** START GIVEN RECORDS **

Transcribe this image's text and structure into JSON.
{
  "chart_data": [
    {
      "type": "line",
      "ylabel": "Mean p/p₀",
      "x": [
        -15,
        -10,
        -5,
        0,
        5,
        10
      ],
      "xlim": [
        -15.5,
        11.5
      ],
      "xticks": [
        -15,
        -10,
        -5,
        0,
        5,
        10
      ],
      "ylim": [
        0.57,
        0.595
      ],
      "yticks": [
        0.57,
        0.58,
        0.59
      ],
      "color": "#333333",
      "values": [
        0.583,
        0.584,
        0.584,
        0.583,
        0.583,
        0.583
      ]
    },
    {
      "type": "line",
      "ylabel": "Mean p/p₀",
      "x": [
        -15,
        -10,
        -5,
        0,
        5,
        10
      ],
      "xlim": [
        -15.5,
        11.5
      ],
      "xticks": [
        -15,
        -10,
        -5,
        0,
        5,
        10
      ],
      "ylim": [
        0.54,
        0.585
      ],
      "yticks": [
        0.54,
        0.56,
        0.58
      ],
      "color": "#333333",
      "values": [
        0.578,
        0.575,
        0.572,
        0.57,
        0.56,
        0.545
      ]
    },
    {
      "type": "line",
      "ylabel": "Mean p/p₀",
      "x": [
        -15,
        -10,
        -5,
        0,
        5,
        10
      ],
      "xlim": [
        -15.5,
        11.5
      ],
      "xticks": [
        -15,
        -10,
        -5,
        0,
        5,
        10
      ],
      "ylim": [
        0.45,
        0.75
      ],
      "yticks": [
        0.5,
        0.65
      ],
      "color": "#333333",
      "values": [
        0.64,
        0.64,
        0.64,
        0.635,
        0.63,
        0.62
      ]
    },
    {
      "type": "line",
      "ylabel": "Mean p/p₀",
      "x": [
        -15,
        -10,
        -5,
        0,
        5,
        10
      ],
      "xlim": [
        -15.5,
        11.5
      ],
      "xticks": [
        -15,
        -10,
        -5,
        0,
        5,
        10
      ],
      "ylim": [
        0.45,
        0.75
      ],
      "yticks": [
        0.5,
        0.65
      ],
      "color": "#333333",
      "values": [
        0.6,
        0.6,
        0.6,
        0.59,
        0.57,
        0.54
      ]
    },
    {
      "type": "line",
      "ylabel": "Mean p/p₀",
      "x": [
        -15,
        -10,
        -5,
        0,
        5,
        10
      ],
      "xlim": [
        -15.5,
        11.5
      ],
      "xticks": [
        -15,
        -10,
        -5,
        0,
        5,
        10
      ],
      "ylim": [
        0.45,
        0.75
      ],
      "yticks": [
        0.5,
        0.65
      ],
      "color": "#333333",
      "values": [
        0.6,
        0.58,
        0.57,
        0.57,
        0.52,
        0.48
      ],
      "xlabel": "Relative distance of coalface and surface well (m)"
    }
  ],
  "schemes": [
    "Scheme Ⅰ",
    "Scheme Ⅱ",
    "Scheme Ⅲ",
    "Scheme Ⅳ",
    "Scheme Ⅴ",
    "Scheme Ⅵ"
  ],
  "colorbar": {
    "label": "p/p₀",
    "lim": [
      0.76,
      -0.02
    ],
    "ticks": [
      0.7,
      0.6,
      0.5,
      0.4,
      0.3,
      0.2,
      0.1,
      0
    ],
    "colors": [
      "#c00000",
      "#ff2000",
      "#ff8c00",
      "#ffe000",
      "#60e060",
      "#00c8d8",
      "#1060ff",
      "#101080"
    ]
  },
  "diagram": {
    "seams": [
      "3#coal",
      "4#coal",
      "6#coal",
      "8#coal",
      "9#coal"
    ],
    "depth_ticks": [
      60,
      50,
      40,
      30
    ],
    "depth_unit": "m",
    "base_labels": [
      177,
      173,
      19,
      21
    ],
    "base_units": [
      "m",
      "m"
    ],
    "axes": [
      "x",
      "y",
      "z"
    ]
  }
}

** END GIVEN RECORDS **

● TASK TO COMPLETE
Output the entries exactly.

● OUTPUT FOR THIS TASK
Transcribe this image's text and structure into JSON.
{
  "chart_data": [
    {
      "type": "line",
      "ylabel": "Mean p/p₀",
      "x": [
        -15,
        -10,
        -5,
        0,
        5,
        10
      ],
      "xlim": [
        -15.5,
        11.5
      ],
      "xticks": [
        -15,
        -10,
        -5,
        0,
        5,
        10
      ],
      "ylim": [
        0.57,
        0.595
      ],
      "yticks": [
        0.57,
        0.58,
        0.59
      ],
      "color": "#333333",
      "values": [
        0.583,
        0.584,
        0.584,
        0.583,
        0.583,
        0.583
      ]
    },
    {
      "type": "line",
      "ylabel": "Mean p/p₀",
      "x": [
        -15,
        -10,
        -5,
        0,
        5,
        10
      ],
      "xlim": [
        -15.5,
        11.5
      ],
      "xticks": [
        -15,
        -10,
        -5,
        0,
        5,
        10
      ],
      "ylim": [
        0.54,
        0.585
      ],
      "yticks": [
        0.54,
        0.56,
        0.58
      ],
      "color": "#333333",
      "values": [
        0.578,
        0.575,
        0.572,
        0.57,
        0.56,
        0.545
      ]
    },
    {
      "type": "line",
      "ylabel": "Mean p/p₀",
      "x": [
        -15,
        -10,
        -5,
        0,
        5,
        10
      ],
      "xlim": [
        -15.5,
        11.5
      ],
      "xticks": [
        -15,
        -10,
        -5,
        0,
        5,
        10
      ],
      "ylim": [
        0.45,
        0.75
      ],
      "yticks": [
        0.5,
        0.65
      ],
      "color": "#333333",
      "values": [
        0.64,
        0.64,
        0.64,
        0.635,
        0.63,
        0.62
      ]
    },
    {
      "type": "line",
      "ylabel": "Mean p/p₀",
      "x": [
        -15,
        -10,
        -5,
        0,
        5,
        10
      ],
      "xlim": [
        -15.5,
        11.5
      ],
      "xticks": [
        -15,
        -10,
        -5,
        0,
        5,
        10
      ],
      "ylim": [
        0.45,
        0.75
      ],
      "yticks": [
        0.5,
        0.65
      ],
      "color": "#333333",
      "values": [
        0.6,
        0.6,
        0.6,
        0.59,
        0.57,
        0.54
      ]
    },
    {
      "type": "line",
      "ylabel": "Mean p/p₀",
      "x": [
        -15,
        -10,
        -5,
        0,
        5,
        10
      ],
      "xlim": [
        -15.5,
        11.5
      ],
      "xticks": [
        -15,
        -10,
        -5,
        0,
        5,
        10
      ],
      "ylim": [
        0.45,
        0.75
      ],
      "yticks": [
        0.5,
        0.65
      ],
      "color": "#333333",
      "values": [
        0.6,
        0.58,
        0.57,
        0.57,
        0.52,
        0.48
      ],
      "xlabel": "Relative distance of coalface and surface well (m)"
    }
  ],
  "schemes": [
    "Scheme Ⅰ",
    "Scheme Ⅱ",
    "Scheme Ⅲ",
    "Scheme Ⅳ",
    "Scheme Ⅴ",
    "Scheme Ⅵ"
  ],
  "colorbar": {
    "label": "p/p₀",
    "lim": [
      0.76,
      -0.02
    ],
    "ticks": [
      0.7,
      0.6,
      0.5,
      0.4,
      0.3,
      0.2,
      0.1,
      0
    ],
    "colors": [
      "#c00000",
      "#ff2000",
      "#ff8c00",
      "#ffe000",
      "#60e060",
      "#00c8d8",
      "#1060ff",
      "#101080"
    ]
  },
  "diagram": {
    "seams": [
      "3#coal",
      "4#coal",
      "6#coal",
      "8#coal",
      "9#coal"
    ],
    "depth_ticks": [
      60,
      50,
      40,
      30
    ],
    "depth_unit": "m",
    "base_labels": [
      177,
      173,
      19,
      21
    ],
    "base_units": [
      "m",
      "m"
    ],
    "axes": [
      "x",
      "y",
      "z"
    ]
  }
}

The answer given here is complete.